> [Given request] Identify every line containing the word "available" and reproduce each one.

::: Data to process

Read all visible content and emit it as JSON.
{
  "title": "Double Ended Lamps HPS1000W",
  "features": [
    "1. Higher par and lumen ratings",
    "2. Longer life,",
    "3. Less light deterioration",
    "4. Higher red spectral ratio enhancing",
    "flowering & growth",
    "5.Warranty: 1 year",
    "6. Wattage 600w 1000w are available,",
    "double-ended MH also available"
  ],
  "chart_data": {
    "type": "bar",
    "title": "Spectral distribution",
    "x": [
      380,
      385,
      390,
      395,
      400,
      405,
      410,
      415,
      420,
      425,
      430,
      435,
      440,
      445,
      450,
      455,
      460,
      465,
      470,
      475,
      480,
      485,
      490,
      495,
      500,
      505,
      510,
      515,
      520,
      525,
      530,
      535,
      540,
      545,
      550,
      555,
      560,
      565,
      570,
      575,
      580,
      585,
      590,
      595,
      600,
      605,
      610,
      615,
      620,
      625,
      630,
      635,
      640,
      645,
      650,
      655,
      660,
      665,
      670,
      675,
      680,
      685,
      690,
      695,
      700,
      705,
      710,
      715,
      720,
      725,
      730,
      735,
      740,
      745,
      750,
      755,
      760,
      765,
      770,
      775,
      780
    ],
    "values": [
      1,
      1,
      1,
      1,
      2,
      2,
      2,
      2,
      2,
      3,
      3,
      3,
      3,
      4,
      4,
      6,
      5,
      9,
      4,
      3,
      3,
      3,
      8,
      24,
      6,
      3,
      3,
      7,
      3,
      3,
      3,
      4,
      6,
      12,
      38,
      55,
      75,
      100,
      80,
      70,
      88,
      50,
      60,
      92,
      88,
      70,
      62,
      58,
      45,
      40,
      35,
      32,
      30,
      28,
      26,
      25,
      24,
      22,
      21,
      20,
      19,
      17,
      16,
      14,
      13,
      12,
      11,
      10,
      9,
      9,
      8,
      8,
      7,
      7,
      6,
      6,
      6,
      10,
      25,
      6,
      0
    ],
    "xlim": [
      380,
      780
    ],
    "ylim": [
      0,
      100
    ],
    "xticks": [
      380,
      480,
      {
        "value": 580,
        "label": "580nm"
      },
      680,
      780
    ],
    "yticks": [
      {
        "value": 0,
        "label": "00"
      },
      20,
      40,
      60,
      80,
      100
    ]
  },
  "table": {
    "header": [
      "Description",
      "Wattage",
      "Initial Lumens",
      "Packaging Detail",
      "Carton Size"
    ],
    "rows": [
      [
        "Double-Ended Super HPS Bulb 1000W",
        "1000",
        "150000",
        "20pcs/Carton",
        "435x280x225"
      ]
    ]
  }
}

::::::

> [Result for this task]
    "6. Wattage 600w 1000w are available,",
    "double-ended MH also available"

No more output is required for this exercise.